• _Required work_
Search the material for the string "title", then return every line where it is found.

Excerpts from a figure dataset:
START

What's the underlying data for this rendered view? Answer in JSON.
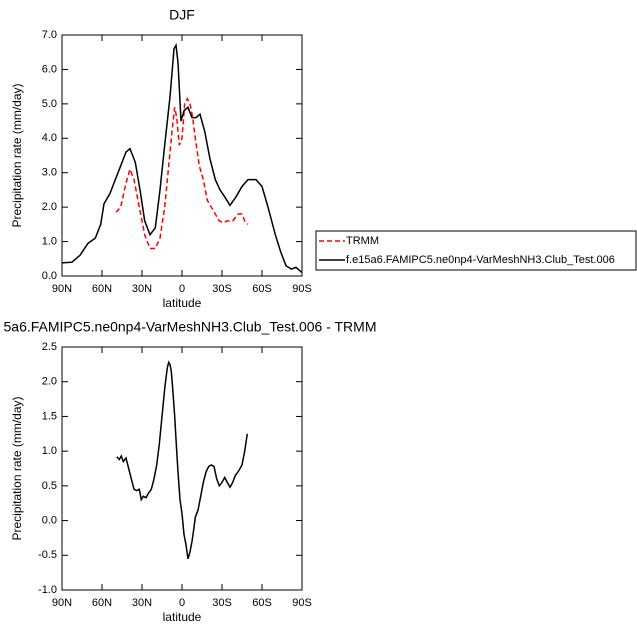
{
  "chart_data": [
    {
      "type": "line",
      "title": "DJF",
      "xlabel": "latitude",
      "ylabel": "Precipitation rate (mm/day)",
      "xlim": [
        90,
        -90
      ],
      "xticks": [
        {
          "value": 90,
          "label": "90N"
        },
        {
          "value": 60,
          "label": "60N"
        },
        {
          "value": 30,
          "label": "30N"
        },
        0,
        {
          "value": -30,
          "label": "30S"
        },
        {
          "value": -60,
          "label": "60S"
        },
        {
          "value": -90,
          "label": "90S"
        }
      ],
      "ylim": [
        0,
        7
      ],
      "yticks": [
        {
          "value": 0,
          "label": "0.0"
        },
        {
          "value": 1,
          "label": "1.0"
        },
        {
          "value": 2,
          "label": "2.0"
        },
        {
          "value": 3,
          "label": "3.0"
        },
        {
          "value": 4,
          "label": "4.0"
        },
        {
          "value": 5,
          "label": "5.0"
        },
        {
          "value": 6,
          "label": "6.0"
        },
        {
          "value": 7,
          "label": "7.0"
        }
      ],
      "legend": "outside-right",
      "series": [
        {
          "name": "TRMM",
          "color": "#ff0000",
          "line_style": "dashed",
          "x": [
            49.5,
            46,
            42,
            39,
            36,
            32,
            28,
            24,
            20,
            16.5,
            13,
            10,
            7,
            5.5,
            4,
            2,
            0,
            -2,
            -4,
            -6,
            -8,
            -10,
            -13,
            -16,
            -19,
            -22,
            -25,
            -28,
            -31,
            -34,
            -38,
            -42,
            -45,
            -47,
            -49.5
          ],
          "values": [
            1.85,
            2.0,
            2.7,
            3.1,
            2.8,
            2.0,
            1.2,
            0.8,
            0.8,
            1.1,
            2.0,
            3.2,
            4.4,
            4.9,
            4.6,
            3.8,
            4.0,
            5.0,
            5.15,
            5.0,
            4.6,
            4.0,
            3.2,
            2.8,
            2.2,
            2.0,
            1.8,
            1.6,
            1.55,
            1.6,
            1.6,
            1.8,
            1.8,
            1.6,
            1.5
          ]
        },
        {
          "name": "f.e15a6.FAMIPC5.ne0np4-VarMeshNH3.Club_Test.006",
          "color": "#000000",
          "line_style": "solid",
          "x": [
            90,
            82.5,
            76.5,
            70.5,
            65,
            61,
            58.5,
            54,
            50,
            46,
            42,
            39,
            35,
            31.5,
            28,
            24,
            20,
            16.5,
            13,
            9,
            6,
            4.5,
            3,
            0.75,
            -1.5,
            -4.5,
            -7.5,
            -10.5,
            -13.5,
            -17,
            -21,
            -25,
            -28.5,
            -32,
            -36,
            -40.5,
            -45,
            -49.5,
            -55.5,
            -60,
            -64.5,
            -70,
            -74,
            -78,
            -82,
            -85.5,
            -90
          ],
          "values": [
            0.38,
            0.4,
            0.6,
            0.95,
            1.1,
            1.5,
            2.1,
            2.4,
            2.8,
            3.2,
            3.6,
            3.7,
            3.3,
            2.5,
            1.6,
            1.2,
            1.4,
            2.5,
            3.8,
            5.2,
            6.6,
            6.7,
            6.2,
            4.5,
            4.8,
            4.9,
            4.6,
            4.6,
            4.7,
            4.2,
            3.4,
            2.8,
            2.5,
            2.3,
            2.05,
            2.3,
            2.6,
            2.8,
            2.8,
            2.6,
            2.0,
            1.2,
            0.7,
            0.3,
            0.2,
            0.25,
            0.1
          ]
        }
      ]
    },
    {
      "type": "line",
      "title": "5a6.FAMIPC5.ne0np4-VarMeshNH3.Club_Test.006 - TRMM",
      "xlabel": "latitude",
      "ylabel": "Precipitation rate (mm/day)",
      "xlim": [
        90,
        -90
      ],
      "xticks": [
        {
          "value": 90,
          "label": "90N"
        },
        {
          "value": 60,
          "label": "60N"
        },
        {
          "value": 30,
          "label": "30N"
        },
        0,
        {
          "value": -30,
          "label": "30S"
        },
        {
          "value": -60,
          "label": "60S"
        },
        {
          "value": -90,
          "label": "90S"
        }
      ],
      "ylim": [
        -1,
        2.5
      ],
      "yticks": [
        {
          "value": -1,
          "label": "-1.0"
        },
        -0.5,
        {
          "value": 0,
          "label": "0.0"
        },
        0.5,
        {
          "value": 1,
          "label": "1.0"
        },
        1.5,
        {
          "value": 2,
          "label": "2.0"
        },
        2.5
      ],
      "series": [
        {
          "color": "#000000",
          "line_style": "solid",
          "x": [
            49,
            47,
            45.5,
            44,
            42,
            40,
            38,
            36,
            34,
            32,
            30.5,
            29,
            27,
            25,
            23,
            21,
            19,
            17,
            15,
            13,
            11,
            10,
            9,
            8,
            7,
            5.5,
            4,
            3,
            1.5,
            0,
            -1.5,
            -3,
            -4.5,
            -6,
            -7.5,
            -9,
            -10,
            -12,
            -14,
            -16,
            -18,
            -20,
            -22,
            -24,
            -26,
            -28,
            -30,
            -32,
            -34,
            -36,
            -38,
            -40,
            -42,
            -45,
            -47,
            -49
          ],
          "values": [
            0.92,
            0.88,
            0.93,
            0.85,
            0.9,
            0.75,
            0.6,
            0.45,
            0.43,
            0.45,
            0.3,
            0.35,
            0.33,
            0.4,
            0.45,
            0.6,
            0.8,
            1.1,
            1.5,
            1.9,
            2.2,
            2.28,
            2.25,
            2.15,
            1.9,
            1.5,
            1.0,
            0.7,
            0.3,
            0.1,
            -0.2,
            -0.35,
            -0.55,
            -0.45,
            -0.3,
            -0.1,
            0.05,
            0.15,
            0.35,
            0.55,
            0.7,
            0.78,
            0.8,
            0.78,
            0.6,
            0.5,
            0.55,
            0.62,
            0.55,
            0.48,
            0.55,
            0.65,
            0.7,
            0.8,
            1.0,
            1.25
          ]
        }
      ]
    }
  ]
}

END

• _Written reply_
      "title": "DJF",
      "title": "5a6.FAMIPC5.ne0np4-VarMeshNH3.Club_Test.006 - TRMM",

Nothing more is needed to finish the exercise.